• **Objetivo da tarefa**
Reescreva o trecho do artigo sobre o trânsito brasileiro que começa com "Artigo – A revolução" e vai até "onde pretendemos chegar.", substituindo "trânsito" por "tráfego".

• **Trecho da página**

Artigo – A revolução do trânsito
J. Pedro Corrêa aborda os caminhos incertos do futuro imediato do trânsito brasileiro e a necessidade de mudança radical.
*J. Pedro Corrêa
O Brasil não é para principiantes, não é para amadores! Frases deste tipo já ecoaram por este país há muito tempo – e continuam sendo repetidas. Fazem sentido.
Olhando pelo viés do trânsito, posso me considerar uma testemunha viva desta história nos últimos 30 anos. Por um lado constato um grande avanço no processo de evolução do trânsito, o que poderia dar a impressão de que falta pouco para chegar ao objetivo de um sistema moderno, decente, humano, com bons indicadores e futuro garantido. Ledo engano! Parece que quanto mais longe está a margem do rio de onde partimos, mais distante também está a outra margem onde pretendemos chegar.
Se fosse fazer uma comparação de cenários entre 1987, quando comecei a me envolver com o trânsito e 2021, quando começo a me preparar para encerrar minhas atividades, diria que o país progrediu bastante mas não o suficiente. Neste período o mundo passou por enormes transformações e muitas delas trouxeram benefícios consideráveis ao Brasil e à sua gente. Ao passo que se olharmos apenas o setor de trânsito e transporte e constatarmos a evolução do setor automobilístico com todos os seus avanços tecnológicos, podemos dimensionar o grande avanço nacional. Se vamos observar o salto dado no campo da educação, com o surgimento de novas universidades e progresso de outras, dá para dizer que somos (quase) um outro país.
Ao cotejar estes dois cenários e mensurar nosso progresso, dá para dizer que nosso trânsito evoluiu pouco, num ritmo muito aquém do esperado e muito menor do que o necessário.
Trânsito e transporte deveriam ser vistos como impulsionadores do desenvolvimento nacional. De maneira a serem considerados como verdadeiros motores do nosso crescimento, o que, obviamente não é o caso. Se focarmos apenas nos indicadores de segurança, aí então, o quadro fica mais complicado e difícil de explicar.

• **Material fornecido**
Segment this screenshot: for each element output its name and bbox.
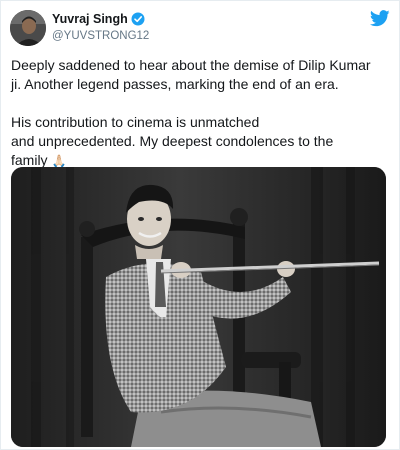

• **Resposta**
Artigo – A revolução do tráfego
J. Pedro Corrêa aborda os caminhos incertos do futuro imediato do tráfego brasileiro e a necessidade de mudança radical.
*J. Pedro Corrêa
O Brasil não é para principiantes, não é para amadores! Frases deste tipo já ecoaram por este país há muito tempo – e continuam sendo repetidas. Fazem sentido.
Olhando pelo viés do tráfego, posso me considerar uma testemunha viva desta história nos últimos 30 anos. Por um lado constato um grande avanço no processo de evolução do tráfego, o que poderia dar a impressão de que falta pouco para chegar ao objetivo de um sistema moderno, decente, humano, com bons indicadores e futuro garantido. Ledo engano! Parece que quanto mais longe está a margem do rio de onde partimos, mais distante também está a outra margem onde pretendemos chegar.